• [PROBLEM STATEMENT] Restate the entries below word for word, omitting nothing.

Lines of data
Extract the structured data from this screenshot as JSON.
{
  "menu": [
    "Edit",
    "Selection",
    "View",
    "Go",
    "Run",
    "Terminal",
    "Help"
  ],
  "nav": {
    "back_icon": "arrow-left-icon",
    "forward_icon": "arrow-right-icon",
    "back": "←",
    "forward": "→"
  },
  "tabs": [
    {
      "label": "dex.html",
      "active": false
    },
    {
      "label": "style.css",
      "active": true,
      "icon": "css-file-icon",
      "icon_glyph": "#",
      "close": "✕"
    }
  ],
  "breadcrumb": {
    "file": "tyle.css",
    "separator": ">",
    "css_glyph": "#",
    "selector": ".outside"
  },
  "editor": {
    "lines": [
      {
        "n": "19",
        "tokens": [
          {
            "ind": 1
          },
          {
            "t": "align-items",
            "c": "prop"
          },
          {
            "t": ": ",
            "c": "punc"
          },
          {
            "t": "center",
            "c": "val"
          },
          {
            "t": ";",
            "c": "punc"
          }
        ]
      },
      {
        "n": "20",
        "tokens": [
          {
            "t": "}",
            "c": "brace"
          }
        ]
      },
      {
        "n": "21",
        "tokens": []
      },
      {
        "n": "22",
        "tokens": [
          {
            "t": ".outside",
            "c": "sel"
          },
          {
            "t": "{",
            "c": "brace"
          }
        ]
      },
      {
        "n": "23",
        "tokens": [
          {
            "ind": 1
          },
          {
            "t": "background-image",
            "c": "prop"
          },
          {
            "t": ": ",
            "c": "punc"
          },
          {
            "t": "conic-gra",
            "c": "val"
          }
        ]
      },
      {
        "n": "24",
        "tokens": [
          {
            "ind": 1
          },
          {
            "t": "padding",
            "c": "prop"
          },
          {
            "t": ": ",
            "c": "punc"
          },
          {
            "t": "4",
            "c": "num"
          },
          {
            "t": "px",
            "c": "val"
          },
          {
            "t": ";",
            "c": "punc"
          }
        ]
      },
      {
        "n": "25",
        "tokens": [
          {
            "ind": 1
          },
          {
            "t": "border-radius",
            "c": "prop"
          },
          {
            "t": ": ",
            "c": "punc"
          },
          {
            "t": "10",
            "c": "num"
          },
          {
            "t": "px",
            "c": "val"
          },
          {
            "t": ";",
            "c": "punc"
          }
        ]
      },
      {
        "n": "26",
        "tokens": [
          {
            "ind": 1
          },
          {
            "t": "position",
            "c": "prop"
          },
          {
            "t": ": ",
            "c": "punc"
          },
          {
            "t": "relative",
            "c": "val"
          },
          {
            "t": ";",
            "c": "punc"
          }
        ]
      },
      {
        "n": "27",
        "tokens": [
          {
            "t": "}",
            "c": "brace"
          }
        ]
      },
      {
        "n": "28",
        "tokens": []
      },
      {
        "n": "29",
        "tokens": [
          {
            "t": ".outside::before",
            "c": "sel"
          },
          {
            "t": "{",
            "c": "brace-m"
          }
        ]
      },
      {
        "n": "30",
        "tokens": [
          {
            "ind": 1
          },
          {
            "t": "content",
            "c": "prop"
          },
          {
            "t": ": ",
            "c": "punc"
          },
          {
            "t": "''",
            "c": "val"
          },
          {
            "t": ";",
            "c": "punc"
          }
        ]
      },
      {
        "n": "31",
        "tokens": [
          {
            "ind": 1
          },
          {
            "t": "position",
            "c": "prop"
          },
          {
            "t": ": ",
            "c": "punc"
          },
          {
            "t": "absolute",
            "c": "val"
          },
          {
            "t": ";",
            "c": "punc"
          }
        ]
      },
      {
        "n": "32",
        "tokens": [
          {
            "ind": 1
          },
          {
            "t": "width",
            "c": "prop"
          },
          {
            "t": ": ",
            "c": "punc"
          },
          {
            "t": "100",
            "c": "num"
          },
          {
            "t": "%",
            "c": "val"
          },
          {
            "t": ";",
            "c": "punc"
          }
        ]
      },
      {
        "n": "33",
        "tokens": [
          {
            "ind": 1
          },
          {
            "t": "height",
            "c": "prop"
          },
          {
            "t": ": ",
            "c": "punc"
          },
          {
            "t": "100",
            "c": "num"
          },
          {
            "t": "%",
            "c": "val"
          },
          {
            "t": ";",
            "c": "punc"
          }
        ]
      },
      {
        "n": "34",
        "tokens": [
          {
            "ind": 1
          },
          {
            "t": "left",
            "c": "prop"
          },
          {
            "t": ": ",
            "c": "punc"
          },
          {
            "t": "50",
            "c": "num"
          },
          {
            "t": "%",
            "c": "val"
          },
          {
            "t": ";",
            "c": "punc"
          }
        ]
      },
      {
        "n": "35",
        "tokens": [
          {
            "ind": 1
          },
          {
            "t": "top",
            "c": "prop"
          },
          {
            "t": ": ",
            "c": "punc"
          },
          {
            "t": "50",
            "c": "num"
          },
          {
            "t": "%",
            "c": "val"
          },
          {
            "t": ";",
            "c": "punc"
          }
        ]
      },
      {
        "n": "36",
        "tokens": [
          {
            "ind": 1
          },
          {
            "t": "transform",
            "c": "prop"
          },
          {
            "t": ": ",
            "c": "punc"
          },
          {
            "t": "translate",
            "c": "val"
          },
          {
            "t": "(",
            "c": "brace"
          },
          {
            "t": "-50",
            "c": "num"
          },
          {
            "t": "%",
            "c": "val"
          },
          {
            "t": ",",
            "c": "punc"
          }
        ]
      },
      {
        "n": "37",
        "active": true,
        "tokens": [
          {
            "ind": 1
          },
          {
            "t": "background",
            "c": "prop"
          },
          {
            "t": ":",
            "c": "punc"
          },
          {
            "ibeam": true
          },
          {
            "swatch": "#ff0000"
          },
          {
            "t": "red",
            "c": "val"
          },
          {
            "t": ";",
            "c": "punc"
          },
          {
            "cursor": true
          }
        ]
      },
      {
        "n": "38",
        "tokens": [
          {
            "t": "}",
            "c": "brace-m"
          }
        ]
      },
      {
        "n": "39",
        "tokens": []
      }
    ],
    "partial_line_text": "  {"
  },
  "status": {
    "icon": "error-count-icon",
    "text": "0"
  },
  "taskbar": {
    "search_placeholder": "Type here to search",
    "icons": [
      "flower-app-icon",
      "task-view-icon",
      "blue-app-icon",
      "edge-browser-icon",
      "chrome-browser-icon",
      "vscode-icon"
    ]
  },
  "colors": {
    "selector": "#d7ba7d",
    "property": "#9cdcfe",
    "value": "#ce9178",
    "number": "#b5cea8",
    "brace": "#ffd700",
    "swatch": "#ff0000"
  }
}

• [ANSWER]
Extract the structured data from this screenshot as JSON.
{
  "menu": [
    "Edit",
    "Selection",
    "View",
    "Go",
    "Run",
    "Terminal",
    "Help"
  ],
  "nav": {
    "back_icon": "arrow-left-icon",
    "forward_icon": "arrow-right-icon",
    "back": "←",
    "forward": "→"
  },
  "tabs": [
    {
      "label": "dex.html",
      "active": false
    },
    {
      "label": "style.css",
      "active": true,
      "icon": "css-file-icon",
      "icon_glyph": "#",
      "close": "✕"
    }
  ],
  "breadcrumb": {
    "file": "tyle.css",
    "separator": ">",
    "css_glyph": "#",
    "selector": ".outside"
  },
  "editor": {
    "lines": [
      {
        "n": "19",
        "tokens": [
          {
            "ind": 1
          },
          {
            "t": "align-items",
            "c": "prop"
          },
          {
            "t": ": ",
            "c": "punc"
          },
          {
            "t": "center",
            "c": "val"
          },
          {
            "t": ";",
            "c": "punc"
          }
        ]
      },
      {
        "n": "20",
        "tokens": [
          {
            "t": "}",
            "c": "brace"
          }
        ]
      },
      {
        "n": "21",
        "tokens": []
      },
      {
        "n": "22",
        "tokens": [
          {
            "t": ".outside",
            "c": "sel"
          },
          {
            "t": "{",
            "c": "brace"
          }
        ]
      },
      {
        "n": "23",
        "tokens": [
          {
            "ind": 1
          },
          {
            "t": "background-image",
            "c": "prop"
          },
          {
            "t": ": ",
            "c": "punc"
          },
          {
            "t": "conic-gra",
            "c": "val"
          }
        ]
      },
      {
        "n": "24",
        "tokens": [
          {
            "ind": 1
          },
          {
            "t": "padding",
            "c": "prop"
          },
          {
            "t": ": ",
            "c": "punc"
          },
          {
            "t": "4",
            "c": "num"
          },
          {
            "t": "px",
            "c": "val"
          },
          {
            "t": ";",
            "c": "punc"
          }
        ]
      },
      {
        "n": "25",
        "tokens": [
          {
            "ind": 1
          },
          {
            "t": "border-radius",
            "c": "prop"
          },
          {
            "t": ": ",
            "c": "punc"
          },
          {
            "t": "10",
            "c": "num"
          },
          {
            "t": "px",
            "c": "val"
          },
          {
            "t": ";",
            "c": "punc"
          }
        ]
      },
      {
        "n": "26",
        "tokens": [
          {
            "ind": 1
          },
          {
            "t": "position",
            "c": "prop"
          },
          {
            "t": ": ",
            "c": "punc"
          },
          {
            "t": "relative",
            "c": "val"
          },
          {
            "t": ";",
            "c": "punc"
          }
        ]
      },
      {
        "n": "27",
        "tokens": [
          {
            "t": "}",
            "c": "brace"
          }
        ]
      },
      {
        "n": "28",
        "tokens": []
      },
      {
        "n": "29",
        "tokens": [
          {
            "t": ".outside::before",
            "c": "sel"
          },
          {
            "t": "{",
            "c": "brace-m"
          }
        ]
      },
      {
        "n": "30",
        "tokens": [
          {
            "ind": 1
          },
          {
            "t": "content",
            "c": "prop"
          },
          {
            "t": ": ",
            "c": "punc"
          },
          {
            "t": "''",
            "c": "val"
          },
          {
            "t": ";",
            "c": "punc"
          }
        ]
      },
      {
        "n": "31",
        "tokens": [
          {
            "ind": 1
          },
          {
            "t": "position",
            "c": "prop"
          },
          {
            "t": ": ",
            "c": "punc"
          },
          {
            "t": "absolute",
            "c": "val"
          },
          {
            "t": ";",
            "c": "punc"
          }
        ]
      },
      {
        "n": "32",
        "tokens": [
          {
            "ind": 1
          },
          {
            "t": "width",
            "c": "prop"
          },
          {
            "t": ": ",
            "c": "punc"
          },
          {
            "t": "100",
            "c": "num"
          },
          {
            "t": "%",
            "c": "val"
          },
          {
            "t": ";",
            "c": "punc"
          }
        ]
      },
      {
        "n": "33",
        "tokens": [
          {
            "ind": 1
          },
          {
            "t": "height",
            "c": "prop"
          },
          {
            "t": ": ",
            "c": "punc"
          },
          {
            "t": "100",
            "c": "num"
          },
          {
            "t": "%",
            "c": "val"
          },
          {
            "t": ";",
            "c": "punc"
          }
        ]
      },
      {
        "n": "34",
        "tokens": [
          {
            "ind": 1
          },
          {
            "t": "left",
            "c": "prop"
          },
          {
            "t": ": ",
            "c": "punc"
          },
          {
            "t": "50",
            "c": "num"
          },
          {
            "t": "%",
            "c": "val"
          },
          {
            "t": ";",
            "c": "punc"
          }
        ]
      },
      {
        "n": "35",
        "tokens": [
          {
            "ind": 1
          },
          {
            "t": "top",
            "c": "prop"
          },
          {
            "t": ": ",
            "c": "punc"
          },
          {
            "t": "50",
            "c": "num"
          },
          {
            "t": "%",
            "c": "val"
          },
          {
            "t": ";",
            "c": "punc"
          }
        ]
      },
      {
        "n": "36",
        "tokens": [
          {
            "ind": 1
          },
          {
            "t": "transform",
            "c": "prop"
          },
          {
            "t": ": ",
            "c": "punc"
          },
          {
            "t": "translate",
            "c": "val"
          },
          {
            "t": "(",
            "c": "brace"
          },
          {
            "t": "-50",
            "c": "num"
          },
          {
            "t": "%",
            "c": "val"
          },
          {
            "t": ",",
            "c": "punc"
          }
        ]
      },
      {
        "n": "37",
        "active": true,
        "tokens": [
          {
            "ind": 1
          },
          {
            "t": "background",
            "c": "prop"
          },
          {
            "t": ":",
            "c": "punc"
          },
          {
            "ibeam": true
          },
          {
            "swatch": "#ff0000"
          },
          {
            "t": "red",
            "c": "val"
          },
          {
            "t": ";",
            "c": "punc"
          },
          {
            "cursor": true
          }
        ]
      },
      {
        "n": "38",
        "tokens": [
          {
            "t": "}",
            "c": "brace-m"
          }
        ]
      },
      {
        "n": "39",
        "tokens": []
      }
    ],
    "partial_line_text": "  {"
  },
  "status": {
    "icon": "error-count-icon",
    "text": "0"
  },
  "taskbar": {
    "search_placeholder": "Type here to search",
    "icons": [
      "flower-app-icon",
      "task-view-icon",
      "blue-app-icon",
      "edge-browser-icon",
      "chrome-browser-icon",
      "vscode-icon"
    ]
  },
  "colors": {
    "selector": "#d7ba7d",
    "property": "#9cdcfe",
    "value": "#ce9178",
    "number": "#b5cea8",
    "brace": "#ffd700",
    "swatch": "#ff0000"
  }
}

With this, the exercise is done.